» **GIVEN INFORMATION**:

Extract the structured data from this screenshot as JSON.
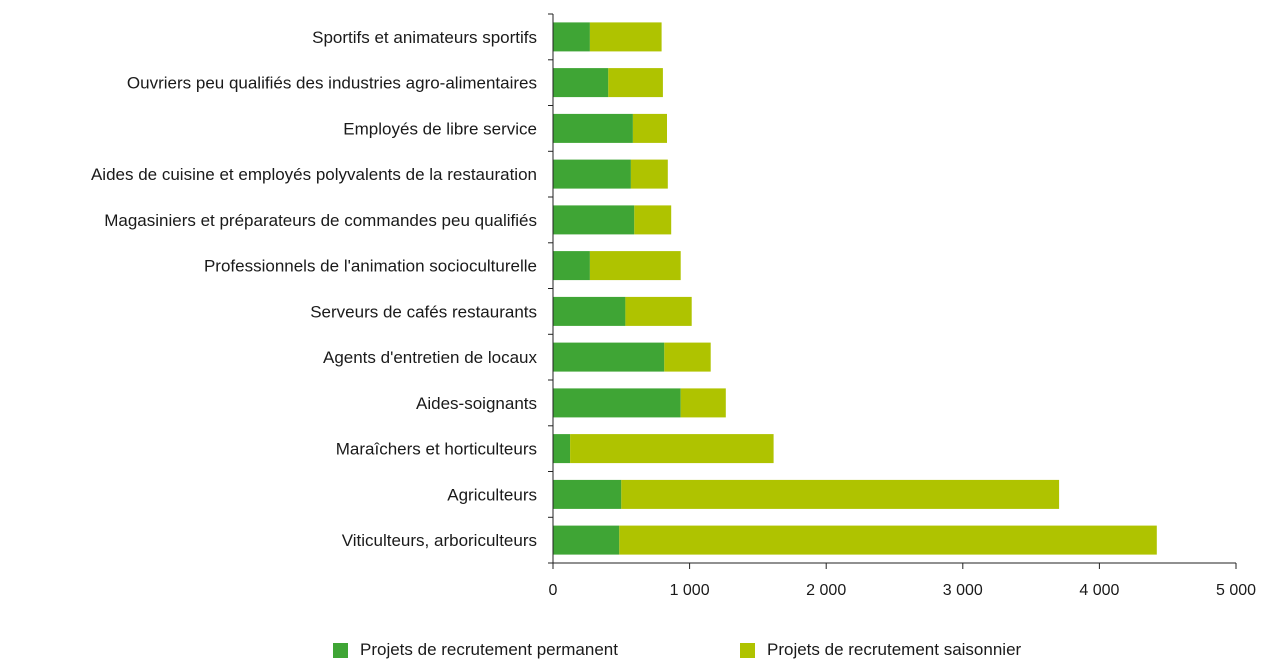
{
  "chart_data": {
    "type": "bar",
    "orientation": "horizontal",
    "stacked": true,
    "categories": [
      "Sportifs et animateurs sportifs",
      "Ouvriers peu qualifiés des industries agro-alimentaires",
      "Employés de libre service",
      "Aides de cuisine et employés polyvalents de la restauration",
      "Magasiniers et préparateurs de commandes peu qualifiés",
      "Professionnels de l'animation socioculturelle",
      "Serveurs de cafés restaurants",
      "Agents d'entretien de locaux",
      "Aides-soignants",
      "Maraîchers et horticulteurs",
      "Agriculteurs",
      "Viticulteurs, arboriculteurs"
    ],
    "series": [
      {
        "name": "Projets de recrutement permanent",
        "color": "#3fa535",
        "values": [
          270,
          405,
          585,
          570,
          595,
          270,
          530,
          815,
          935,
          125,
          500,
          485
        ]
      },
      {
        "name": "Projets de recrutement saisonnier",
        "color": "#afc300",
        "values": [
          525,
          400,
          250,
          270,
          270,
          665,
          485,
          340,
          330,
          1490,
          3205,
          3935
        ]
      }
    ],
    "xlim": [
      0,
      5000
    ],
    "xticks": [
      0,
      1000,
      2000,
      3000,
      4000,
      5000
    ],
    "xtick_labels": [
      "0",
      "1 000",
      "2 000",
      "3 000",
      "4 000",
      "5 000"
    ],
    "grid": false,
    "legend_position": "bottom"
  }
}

» **EXERCISE REQUIREMENTS**:
Pictures are to be left out; the records above must be repeated word for word.

» **COMPLETE ANSWER**:
Extract the structured data from this screenshot as JSON.
{
  "chart_data": {
    "type": "bar",
    "orientation": "horizontal",
    "stacked": true,
    "categories": [
      "Sportifs et animateurs sportifs",
      "Ouvriers peu qualifiés des industries agro-alimentaires",
      "Employés de libre service",
      "Aides de cuisine et employés polyvalents de la restauration",
      "Magasiniers et préparateurs de commandes peu qualifiés",
      "Professionnels de l'animation socioculturelle",
      "Serveurs de cafés restaurants",
      "Agents d'entretien de locaux",
      "Aides-soignants",
      "Maraîchers et horticulteurs",
      "Agriculteurs",
      "Viticulteurs, arboriculteurs"
    ],
    "series": [
      {
        "name": "Projets de recrutement permanent",
        "color": "#3fa535",
        "values": [
          270,
          405,
          585,
          570,
          595,
          270,
          530,
          815,
          935,
          125,
          500,
          485
        ]
      },
      {
        "name": "Projets de recrutement saisonnier",
        "color": "#afc300",
        "values": [
          525,
          400,
          250,
          270,
          270,
          665,
          485,
          340,
          330,
          1490,
          3205,
          3935
        ]
      }
    ],
    "xlim": [
      0,
      5000
    ],
    "xticks": [
      0,
      1000,
      2000,
      3000,
      4000,
      5000
    ],
    "xtick_labels": [
      "0",
      "1 000",
      "2 000",
      "3 000",
      "4 000",
      "5 000"
    ],
    "grid": false,
    "legend_position": "bottom"
  }
}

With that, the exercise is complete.